> [What to produce]:
Collect all the lines that mention the word "δηλώσουμε".

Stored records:
--- START ---
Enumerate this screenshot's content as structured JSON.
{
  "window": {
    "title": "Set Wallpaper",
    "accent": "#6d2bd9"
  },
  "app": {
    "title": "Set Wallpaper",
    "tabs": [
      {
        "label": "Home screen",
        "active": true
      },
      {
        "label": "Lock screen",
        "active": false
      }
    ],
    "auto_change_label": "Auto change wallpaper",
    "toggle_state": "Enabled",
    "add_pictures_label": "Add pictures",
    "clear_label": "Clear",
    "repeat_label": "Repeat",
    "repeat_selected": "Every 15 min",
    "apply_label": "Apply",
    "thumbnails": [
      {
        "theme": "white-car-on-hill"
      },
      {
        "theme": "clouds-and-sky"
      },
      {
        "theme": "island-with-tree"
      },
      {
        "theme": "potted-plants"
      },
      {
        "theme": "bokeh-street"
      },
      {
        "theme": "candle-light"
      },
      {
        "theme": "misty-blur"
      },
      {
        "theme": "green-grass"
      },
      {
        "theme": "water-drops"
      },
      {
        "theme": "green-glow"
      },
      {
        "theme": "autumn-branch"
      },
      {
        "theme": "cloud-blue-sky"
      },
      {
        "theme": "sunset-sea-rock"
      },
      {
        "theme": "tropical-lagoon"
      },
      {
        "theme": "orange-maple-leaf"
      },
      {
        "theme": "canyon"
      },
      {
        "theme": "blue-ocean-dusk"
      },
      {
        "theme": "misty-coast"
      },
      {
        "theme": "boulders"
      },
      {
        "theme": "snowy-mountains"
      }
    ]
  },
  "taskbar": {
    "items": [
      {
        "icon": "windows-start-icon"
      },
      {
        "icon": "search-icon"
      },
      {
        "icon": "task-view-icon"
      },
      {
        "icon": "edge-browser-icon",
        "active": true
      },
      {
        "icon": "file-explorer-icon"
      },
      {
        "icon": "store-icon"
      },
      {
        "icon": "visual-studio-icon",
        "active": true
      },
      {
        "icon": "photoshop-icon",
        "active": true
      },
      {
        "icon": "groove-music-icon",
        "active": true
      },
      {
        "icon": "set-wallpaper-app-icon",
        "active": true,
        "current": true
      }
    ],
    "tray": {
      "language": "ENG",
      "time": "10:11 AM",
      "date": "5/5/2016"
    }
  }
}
--- END ---
--- START ---
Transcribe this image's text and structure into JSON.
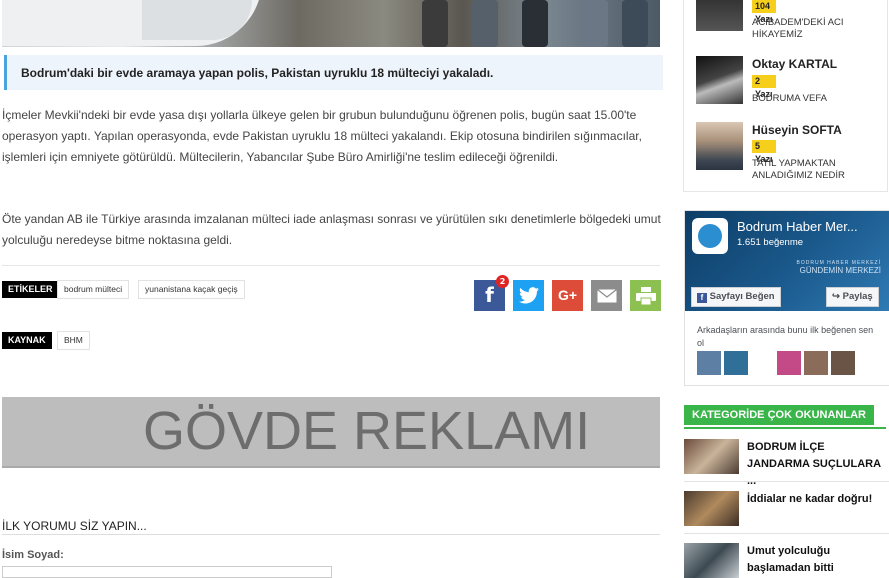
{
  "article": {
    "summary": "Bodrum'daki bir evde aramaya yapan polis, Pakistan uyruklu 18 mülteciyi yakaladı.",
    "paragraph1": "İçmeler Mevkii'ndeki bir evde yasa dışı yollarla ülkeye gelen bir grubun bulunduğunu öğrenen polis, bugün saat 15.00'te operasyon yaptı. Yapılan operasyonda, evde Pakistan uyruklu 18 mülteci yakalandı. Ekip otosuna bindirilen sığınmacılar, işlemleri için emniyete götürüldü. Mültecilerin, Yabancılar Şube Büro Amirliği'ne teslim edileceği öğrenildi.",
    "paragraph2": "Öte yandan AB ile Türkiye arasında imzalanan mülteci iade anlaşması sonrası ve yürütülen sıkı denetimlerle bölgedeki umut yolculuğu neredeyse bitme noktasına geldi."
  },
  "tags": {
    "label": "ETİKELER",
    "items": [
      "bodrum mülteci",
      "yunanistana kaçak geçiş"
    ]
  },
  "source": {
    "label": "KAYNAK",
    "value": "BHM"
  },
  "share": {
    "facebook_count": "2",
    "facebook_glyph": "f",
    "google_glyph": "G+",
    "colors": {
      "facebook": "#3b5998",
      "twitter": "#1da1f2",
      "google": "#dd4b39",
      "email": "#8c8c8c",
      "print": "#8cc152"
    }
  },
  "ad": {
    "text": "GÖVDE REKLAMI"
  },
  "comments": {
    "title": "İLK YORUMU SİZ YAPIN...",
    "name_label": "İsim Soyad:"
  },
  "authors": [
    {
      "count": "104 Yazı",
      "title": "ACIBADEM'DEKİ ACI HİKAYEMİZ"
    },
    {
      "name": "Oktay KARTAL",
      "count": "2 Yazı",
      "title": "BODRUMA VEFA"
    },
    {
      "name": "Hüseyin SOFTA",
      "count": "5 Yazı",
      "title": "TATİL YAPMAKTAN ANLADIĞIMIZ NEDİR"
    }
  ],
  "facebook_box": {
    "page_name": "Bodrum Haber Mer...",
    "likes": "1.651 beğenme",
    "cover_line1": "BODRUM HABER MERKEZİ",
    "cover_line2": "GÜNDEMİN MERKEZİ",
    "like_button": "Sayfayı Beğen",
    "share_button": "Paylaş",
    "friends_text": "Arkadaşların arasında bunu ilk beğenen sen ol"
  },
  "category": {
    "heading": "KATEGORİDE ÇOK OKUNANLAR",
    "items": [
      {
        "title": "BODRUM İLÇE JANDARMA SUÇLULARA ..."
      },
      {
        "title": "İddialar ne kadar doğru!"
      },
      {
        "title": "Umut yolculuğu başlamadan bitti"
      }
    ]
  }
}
--- END ---
--- START ---
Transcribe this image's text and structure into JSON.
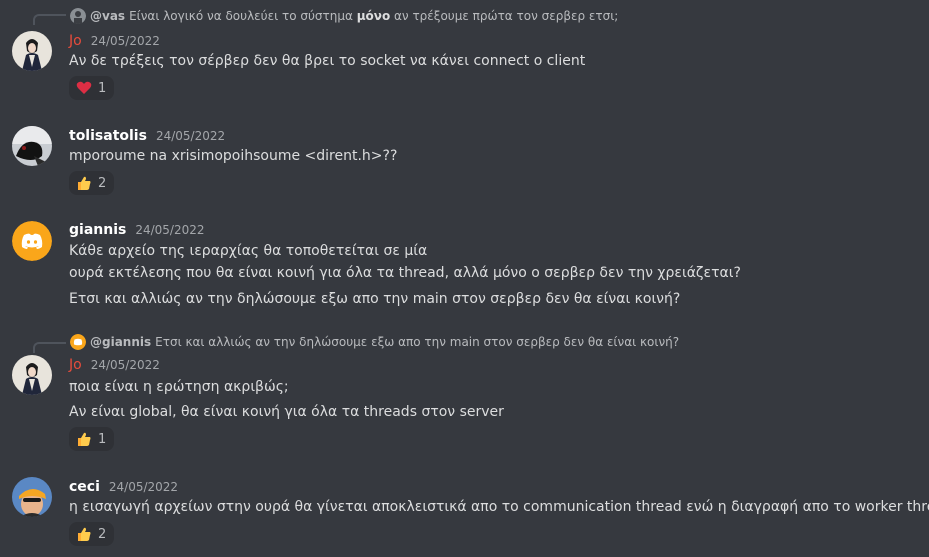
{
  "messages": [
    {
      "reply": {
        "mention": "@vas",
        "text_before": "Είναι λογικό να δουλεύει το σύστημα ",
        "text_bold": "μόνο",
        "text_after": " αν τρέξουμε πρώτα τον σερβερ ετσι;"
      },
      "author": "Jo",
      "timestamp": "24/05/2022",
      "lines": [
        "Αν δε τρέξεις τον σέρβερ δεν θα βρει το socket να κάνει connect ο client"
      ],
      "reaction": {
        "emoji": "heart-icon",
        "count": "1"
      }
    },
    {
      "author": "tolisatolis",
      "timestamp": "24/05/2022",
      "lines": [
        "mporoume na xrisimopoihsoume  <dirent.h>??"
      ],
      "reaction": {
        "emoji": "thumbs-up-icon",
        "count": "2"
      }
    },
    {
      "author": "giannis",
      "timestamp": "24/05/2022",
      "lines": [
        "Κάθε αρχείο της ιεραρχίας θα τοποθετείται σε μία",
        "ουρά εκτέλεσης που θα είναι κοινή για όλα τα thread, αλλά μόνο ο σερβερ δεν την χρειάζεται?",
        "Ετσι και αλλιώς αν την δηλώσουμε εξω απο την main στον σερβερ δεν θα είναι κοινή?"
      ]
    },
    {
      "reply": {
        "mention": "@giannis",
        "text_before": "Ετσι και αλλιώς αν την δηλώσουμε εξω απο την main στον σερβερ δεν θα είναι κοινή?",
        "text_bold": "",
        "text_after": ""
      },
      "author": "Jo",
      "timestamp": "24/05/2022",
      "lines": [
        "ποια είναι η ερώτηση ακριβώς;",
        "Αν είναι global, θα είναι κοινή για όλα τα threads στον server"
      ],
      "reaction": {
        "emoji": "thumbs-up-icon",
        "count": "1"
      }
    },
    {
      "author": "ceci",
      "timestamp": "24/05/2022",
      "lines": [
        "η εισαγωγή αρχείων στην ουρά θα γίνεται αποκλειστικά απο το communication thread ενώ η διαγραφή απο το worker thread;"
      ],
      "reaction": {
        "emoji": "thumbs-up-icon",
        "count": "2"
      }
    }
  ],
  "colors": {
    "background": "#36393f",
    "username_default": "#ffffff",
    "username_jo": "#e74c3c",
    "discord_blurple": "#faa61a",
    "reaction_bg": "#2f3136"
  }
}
--- END ---
> [Expected answer]:
        "Ετσι και αλλιώς αν την δηλώσουμε εξω απο την main στον σερβερ δεν θα είναι κοινή?"
        "text_before": "Ετσι και αλλιώς αν την δηλώσουμε εξω απο την main στον σερβερ δεν θα είναι κοινή?",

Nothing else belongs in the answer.